===== MATERIALS PROVIDED =====
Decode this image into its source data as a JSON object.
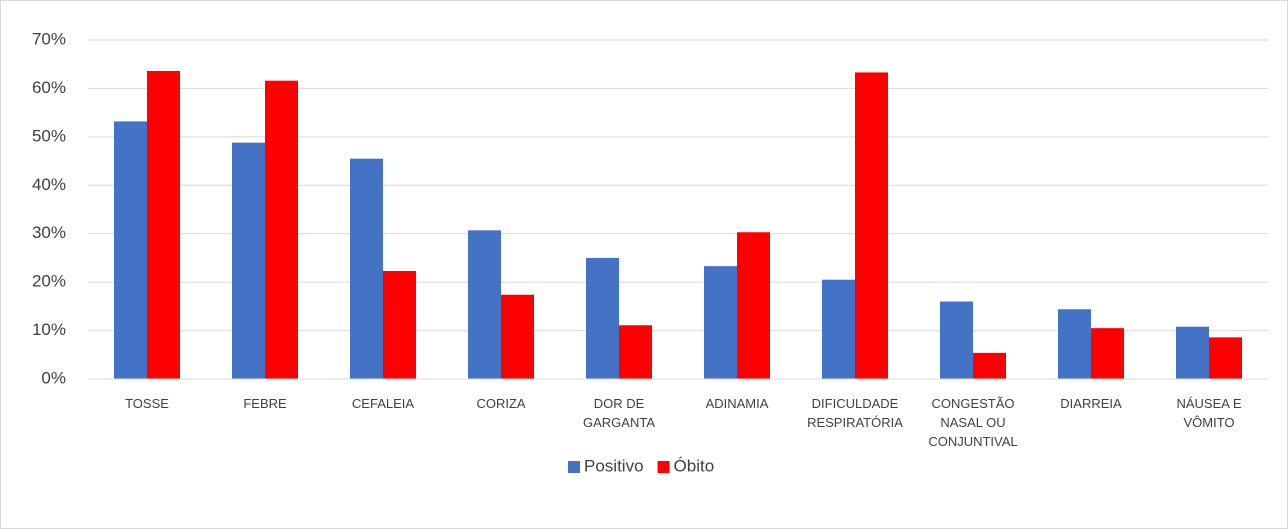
{
  "chart_data": {
    "type": "bar",
    "categories": [
      "TOSSE",
      "FEBRE",
      "CEFALEIA",
      "CORIZA",
      "DOR DE GARGANTA",
      "ADINAMIA",
      "DIFICULDADE RESPIRATÓRIA",
      "CONGESTÃO NASAL OU CONJUNTIVAL",
      "DIARREIA",
      "NÁUSEA E VÔMITO"
    ],
    "series": [
      {
        "name": "Positivo",
        "color": "#4472c4",
        "values": [
          53.2,
          48.8,
          45.5,
          30.7,
          25,
          23.3,
          20.5,
          16,
          14.4,
          10.8
        ]
      },
      {
        "name": "Óbito",
        "color": "#ff0000",
        "values": [
          63.6,
          61.6,
          22.3,
          17.4,
          11.1,
          30.3,
          63.3,
          5.4,
          10.5,
          8.6
        ]
      }
    ],
    "ylim": [
      0,
      70
    ],
    "yticks": [
      {
        "value": 0,
        "label": "0%"
      },
      {
        "value": 10,
        "label": "10%"
      },
      {
        "value": 20,
        "label": "20%"
      },
      {
        "value": 30,
        "label": "30%"
      },
      {
        "value": 40,
        "label": "40%"
      },
      {
        "value": 50,
        "label": "50%"
      },
      {
        "value": 60,
        "label": "60%"
      },
      {
        "value": 70,
        "label": "70%"
      }
    ],
    "grid": true,
    "legend": "bottom"
  }
}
=====
**TO DO**
Repeat the data exactly, excluding the pictures.

**FINISHED EXERCISE**
Decode this image into its source data as a JSON object.
{
  "chart_data": {
    "type": "bar",
    "categories": [
      "TOSSE",
      "FEBRE",
      "CEFALEIA",
      "CORIZA",
      "DOR DE GARGANTA",
      "ADINAMIA",
      "DIFICULDADE RESPIRATÓRIA",
      "CONGESTÃO NASAL OU CONJUNTIVAL",
      "DIARREIA",
      "NÁUSEA E VÔMITO"
    ],
    "series": [
      {
        "name": "Positivo",
        "color": "#4472c4",
        "values": [
          53.2,
          48.8,
          45.5,
          30.7,
          25,
          23.3,
          20.5,
          16,
          14.4,
          10.8
        ]
      },
      {
        "name": "Óbito",
        "color": "#ff0000",
        "values": [
          63.6,
          61.6,
          22.3,
          17.4,
          11.1,
          30.3,
          63.3,
          5.4,
          10.5,
          8.6
        ]
      }
    ],
    "ylim": [
      0,
      70
    ],
    "yticks": [
      {
        "value": 0,
        "label": "0%"
      },
      {
        "value": 10,
        "label": "10%"
      },
      {
        "value": 20,
        "label": "20%"
      },
      {
        "value": 30,
        "label": "30%"
      },
      {
        "value": 40,
        "label": "40%"
      },
      {
        "value": 50,
        "label": "50%"
      },
      {
        "value": 60,
        "label": "60%"
      },
      {
        "value": 70,
        "label": "70%"
      }
    ],
    "grid": true,
    "legend": "bottom"
  }
}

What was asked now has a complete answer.